> TO DO
Omit the pictures and output every entry below exactly as written.
## Start
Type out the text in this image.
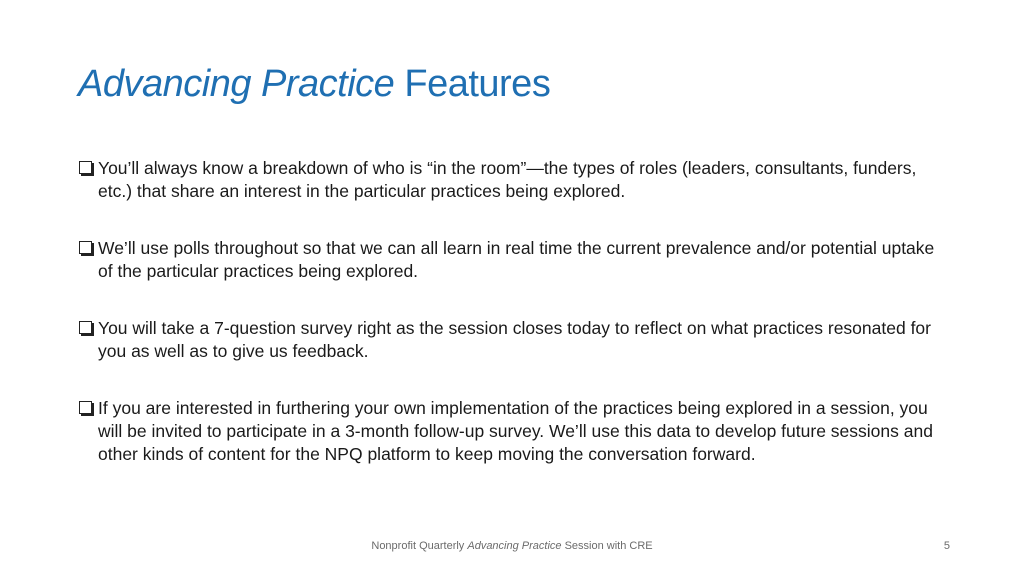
Advancing Practice Features
You’ll always know a breakdown of who is “in the room”—the types of roles (leaders, consultants, funders, etc.) that share an interest in the particular practices being explored.
We’ll use polls throughout so that we can all learn in real time the current prevalence and/or potential uptake of the particular practices being explored.
You will take a 7-question survey right as the session closes today to reflect on what practices resonated for you as well as to give us feedback.
If you are interested in furthering your own implementation of the practices being explored in a session, you will be invited to participate in a 3-month follow-up survey. We’ll use this data to develop future sessions and other kinds of content for the NPQ platform to keep moving the conversation forward.
Nonprofit Quarterly Advancing Practice Session with CRE	5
## End
> WRITTEN RESPONSE
Type out the text in this image.
Advancing Practice Features
You’ll always know a breakdown of who is “in the room”—the types of roles (leaders, consultants, funders, etc.) that share an interest in the particular practices being explored.
We’ll use polls throughout so that we can all learn in real time the current prevalence and/or potential uptake of the particular practices being explored.
You will take a 7-question survey right as the session closes today to reflect on what practices resonated for you as well as to give us feedback.
If you are interested in furthering your own implementation of the practices being explored in a session, you will be invited to participate in a 3-month follow-up survey. We’ll use this data to develop future sessions and other kinds of content for the NPQ platform to keep moving the conversation forward.
Nonprofit Quarterly Advancing Practice Session with CRE	5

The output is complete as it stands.